Entries from a dataset
────────────────
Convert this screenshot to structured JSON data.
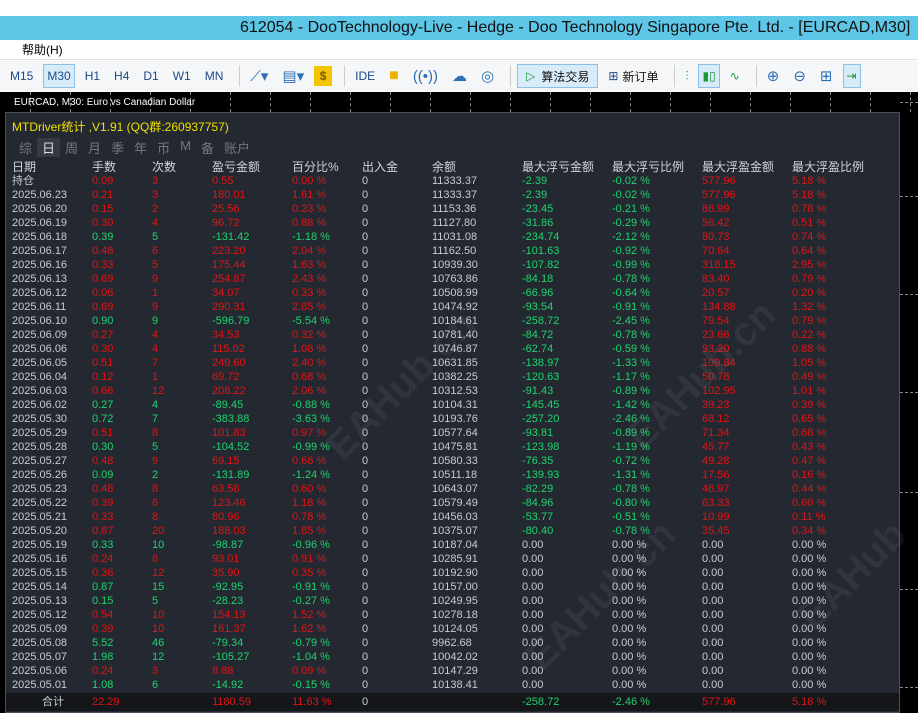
{
  "window": {
    "title": "612054 - DooTechnology-Live - Hedge - Doo Technology Singapore Pte. Ltd. - [EURCAD,M30]"
  },
  "menu": {
    "help": "帮助(H)"
  },
  "toolbar": {
    "timeframes": [
      "M15",
      "M30",
      "H1",
      "H4",
      "D1",
      "W1",
      "MN"
    ],
    "active_timeframe": "M30",
    "ide": "IDE",
    "algo_trading": "算法交易",
    "new_order": "新订单"
  },
  "chart": {
    "label": "EURCAD, M30:  Euro vs Canadian Dollar"
  },
  "panel": {
    "title": "MTDriver统计 ,V1.91 (QQ群:260937757)",
    "tabs": [
      "综",
      "日",
      "周",
      "月",
      "季",
      "年",
      "币",
      "M",
      "备",
      "账户"
    ],
    "active_tab": "日"
  },
  "colors": {
    "profit": "#e01515",
    "loss": "#1fd46e",
    "neutral": "#c6cbd6",
    "title": "#f0e000"
  },
  "table": {
    "headers": [
      "日期",
      "手数",
      "次数",
      "盈亏金额",
      "百分比%",
      "出入金",
      "余额",
      "最大浮亏金额",
      "最大浮亏比例",
      "最大浮盈金额",
      "最大浮盈比例"
    ],
    "rows": [
      [
        "持仓",
        "0.09",
        "3",
        "0.55",
        "0.00 %",
        "0",
        "11333.37",
        "-2.39",
        "-0.02 %",
        "577.96",
        "5.18 %",
        "r"
      ],
      [
        "2025.06.23",
        "0.21",
        "3",
        "180.01",
        "1.61 %",
        "0",
        "11333.37",
        "-2.39",
        "-0.02 %",
        "577.96",
        "5.18 %",
        "r"
      ],
      [
        "2025.06.20",
        "0.15",
        "2",
        "25.56",
        "0.23 %",
        "0",
        "11153.36",
        "-23.45",
        "-0.21 %",
        "86.99",
        "0.78 %",
        "r"
      ],
      [
        "2025.06.19",
        "0.30",
        "4",
        "96.72",
        "0.88 %",
        "0",
        "11127.80",
        "-31.86",
        "-0.29 %",
        "56.42",
        "0.51 %",
        "r"
      ],
      [
        "2025.06.18",
        "0.39",
        "5",
        "-131.42",
        "-1.18 %",
        "0",
        "11031.08",
        "-234.74",
        "-2.12 %",
        "80.73",
        "0.74 %",
        "g"
      ],
      [
        "2025.06.17",
        "0.48",
        "6",
        "223.20",
        "2.04 %",
        "0",
        "11162.50",
        "-101.63",
        "-0.92 %",
        "70.64",
        "0.64 %",
        "r"
      ],
      [
        "2025.06.16",
        "0.33",
        "5",
        "175.44",
        "1.63 %",
        "0",
        "10939.30",
        "-107.82",
        "-0.99 %",
        "318.15",
        "2.95 %",
        "r"
      ],
      [
        "2025.06.13",
        "0.69",
        "9",
        "254.87",
        "2.43 %",
        "0",
        "10763.86",
        "-84.18",
        "-0.78 %",
        "83.40",
        "0.79 %",
        "r"
      ],
      [
        "2025.06.12",
        "0.06",
        "1",
        "34.07",
        "0.33 %",
        "0",
        "10508.99",
        "-66.96",
        "-0.64 %",
        "20.57",
        "0.20 %",
        "r"
      ],
      [
        "2025.06.11",
        "0.69",
        "9",
        "290.31",
        "2.85 %",
        "0",
        "10474.92",
        "-93.54",
        "-0.91 %",
        "134.88",
        "1.32 %",
        "r"
      ],
      [
        "2025.06.10",
        "0.90",
        "9",
        "-596.79",
        "-5.54 %",
        "0",
        "10184.61",
        "-258.72",
        "-2.45 %",
        "79.54",
        "0.79 %",
        "g"
      ],
      [
        "2025.06.09",
        "0.27",
        "4",
        "34.53",
        "0.32 %",
        "0",
        "10781.40",
        "-84.72",
        "-0.78 %",
        "23.66",
        "0.22 %",
        "r"
      ],
      [
        "2025.06.06",
        "0.30",
        "4",
        "115.02",
        "1.08 %",
        "0",
        "10746.87",
        "-62.74",
        "-0.59 %",
        "93.20",
        "0.88 %",
        "r"
      ],
      [
        "2025.06.05",
        "0.51",
        "7",
        "249.60",
        "2.40 %",
        "0",
        "10631.85",
        "-138.97",
        "-1.33 %",
        "109.84",
        "1.05 %",
        "r"
      ],
      [
        "2025.06.04",
        "0.12",
        "1",
        "69.72",
        "0.68 %",
        "0",
        "10382.25",
        "-120.63",
        "-1.17 %",
        "50.78",
        "0.49 %",
        "r"
      ],
      [
        "2025.06.03",
        "0.66",
        "12",
        "208.22",
        "2.06 %",
        "0",
        "10312.53",
        "-91.43",
        "-0.89 %",
        "102.95",
        "1.01 %",
        "r"
      ],
      [
        "2025.06.02",
        "0.27",
        "4",
        "-89.45",
        "-0.88 %",
        "0",
        "10104.31",
        "-145.45",
        "-1.42 %",
        "39.23",
        "0.39 %",
        "g"
      ],
      [
        "2025.05.30",
        "0.72",
        "7",
        "-383.88",
        "-3.63 %",
        "0",
        "10193.76",
        "-257.20",
        "-2.46 %",
        "68.12",
        "0.65 %",
        "g"
      ],
      [
        "2025.05.29",
        "0.51",
        "8",
        "101.83",
        "0.97 %",
        "0",
        "10577.64",
        "-93.81",
        "-0.89 %",
        "71.34",
        "0.68 %",
        "r"
      ],
      [
        "2025.05.28",
        "0.30",
        "5",
        "-104.52",
        "-0.99 %",
        "0",
        "10475.81",
        "-123.98",
        "-1.19 %",
        "45.77",
        "0.43 %",
        "g"
      ],
      [
        "2025.05.27",
        "0.48",
        "9",
        "69.15",
        "0.66 %",
        "0",
        "10580.33",
        "-76.35",
        "-0.72 %",
        "49.28",
        "0.47 %",
        "r"
      ],
      [
        "2025.05.26",
        "0.09",
        "2",
        "-131.89",
        "-1.24 %",
        "0",
        "10511.18",
        "-139.93",
        "-1.31 %",
        "17.56",
        "0.16 %",
        "g"
      ],
      [
        "2025.05.23",
        "0.48",
        "8",
        "63.58",
        "0.60 %",
        "0",
        "10643.07",
        "-82.29",
        "-0.78 %",
        "46.97",
        "0.44 %",
        "r"
      ],
      [
        "2025.05.22",
        "0.39",
        "6",
        "123.46",
        "1.18 %",
        "0",
        "10579.49",
        "-84.96",
        "-0.80 %",
        "63.33",
        "0.60 %",
        "r"
      ],
      [
        "2025.05.21",
        "0.33",
        "8",
        "80.96",
        "0.78 %",
        "0",
        "10456.03",
        "-53.77",
        "-0.51 %",
        "10.99",
        "0.11 %",
        "r"
      ],
      [
        "2025.05.20",
        "0.87",
        "20",
        "188.03",
        "1.85 %",
        "0",
        "10375.07",
        "-80.40",
        "-0.78 %",
        "35.45",
        "0.34 %",
        "r"
      ],
      [
        "2025.05.19",
        "0.33",
        "10",
        "-98.87",
        "-0.96 %",
        "0",
        "10187.04",
        "0.00",
        "0.00 %",
        "0.00",
        "0.00 %",
        "g"
      ],
      [
        "2025.05.16",
        "0.24",
        "8",
        "93.01",
        "0.91 %",
        "0",
        "10285.91",
        "0.00",
        "0.00 %",
        "0.00",
        "0.00 %",
        "r"
      ],
      [
        "2025.05.15",
        "0.36",
        "12",
        "35.90",
        "0.35 %",
        "0",
        "10192.90",
        "0.00",
        "0.00 %",
        "0.00",
        "0.00 %",
        "r"
      ],
      [
        "2025.05.14",
        "0.87",
        "15",
        "-92.95",
        "-0.91 %",
        "0",
        "10157.00",
        "0.00",
        "0.00 %",
        "0.00",
        "0.00 %",
        "g"
      ],
      [
        "2025.05.13",
        "0.15",
        "5",
        "-28.23",
        "-0.27 %",
        "0",
        "10249.95",
        "0.00",
        "0.00 %",
        "0.00",
        "0.00 %",
        "g"
      ],
      [
        "2025.05.12",
        "0.54",
        "10",
        "154.13",
        "1.52 %",
        "0",
        "10278.18",
        "0.00",
        "0.00 %",
        "0.00",
        "0.00 %",
        "r"
      ],
      [
        "2025.05.09",
        "0.39",
        "10",
        "161.37",
        "1.62 %",
        "0",
        "10124.05",
        "0.00",
        "0.00 %",
        "0.00",
        "0.00 %",
        "r"
      ],
      [
        "2025.05.08",
        "5.52",
        "46",
        "-79.34",
        "-0.79 %",
        "0",
        "9962.68",
        "0.00",
        "0.00 %",
        "0.00",
        "0.00 %",
        "g"
      ],
      [
        "2025.05.07",
        "1.98",
        "12",
        "-105.27",
        "-1.04 %",
        "0",
        "10042.02",
        "0.00",
        "0.00 %",
        "0.00",
        "0.00 %",
        "g"
      ],
      [
        "2025.05.06",
        "0.24",
        "3",
        "8.88",
        "0.09 %",
        "0",
        "10147.29",
        "0.00",
        "0.00 %",
        "0.00",
        "0.00 %",
        "r"
      ],
      [
        "2025.05.01",
        "1.08",
        "6",
        "-14.92",
        "-0.15 %",
        "0",
        "10138.41",
        "0.00",
        "0.00 %",
        "0.00",
        "0.00 %",
        "g"
      ]
    ],
    "total": [
      "合计",
      "22.29",
      "",
      "1180.59",
      "11.63 %",
      "0",
      "",
      "-258.72",
      "-2.46 %",
      "577.96",
      "5.18 %",
      "r"
    ]
  }
}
────────────────
◆ **SET TASK**: Pull out all lines from the entries above in which the word "EURCAD" appears.

◆ **SOLVED PROBLEM**:
    "title": "612054 - DooTechnology-Live - Hedge - Doo Technology Singapore Pte. Ltd. - [EURCAD,M30]"
    "label": "EURCAD, M30:  Euro vs Canadian Dollar"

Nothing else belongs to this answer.